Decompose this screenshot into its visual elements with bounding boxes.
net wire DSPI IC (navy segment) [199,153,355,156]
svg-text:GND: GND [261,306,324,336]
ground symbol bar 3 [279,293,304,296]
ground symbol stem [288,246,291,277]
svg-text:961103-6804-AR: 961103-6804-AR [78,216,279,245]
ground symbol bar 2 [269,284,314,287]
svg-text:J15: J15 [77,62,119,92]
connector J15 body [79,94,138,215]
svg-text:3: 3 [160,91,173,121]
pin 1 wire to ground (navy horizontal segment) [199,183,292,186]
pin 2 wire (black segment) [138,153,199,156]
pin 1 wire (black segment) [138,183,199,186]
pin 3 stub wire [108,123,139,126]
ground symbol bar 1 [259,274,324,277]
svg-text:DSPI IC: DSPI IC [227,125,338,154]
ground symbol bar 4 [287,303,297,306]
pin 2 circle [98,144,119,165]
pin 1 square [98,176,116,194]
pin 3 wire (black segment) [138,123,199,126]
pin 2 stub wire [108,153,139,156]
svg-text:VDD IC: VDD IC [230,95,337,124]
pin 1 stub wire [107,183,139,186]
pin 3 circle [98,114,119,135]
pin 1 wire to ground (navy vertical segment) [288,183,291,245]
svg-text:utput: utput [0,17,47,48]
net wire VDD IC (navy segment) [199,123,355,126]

• • • •

* Work required *
Copy out word for word the portion of the listing that opens with its first line and closes with the line containing "ground symbol bar 2 [269,284,314,287]", including both of those lines.

* Expected answer *
Decompose this screenshot into its visual elements with bounding boxes.
net wire DSPI IC (navy segment) [199,153,355,156]
svg-text:GND: GND [261,306,324,336]
ground symbol bar 3 [279,293,304,296]
ground symbol stem [288,246,291,277]
svg-text:961103-6804-AR: 961103-6804-AR [78,216,279,245]
ground symbol bar 2 [269,284,314,287]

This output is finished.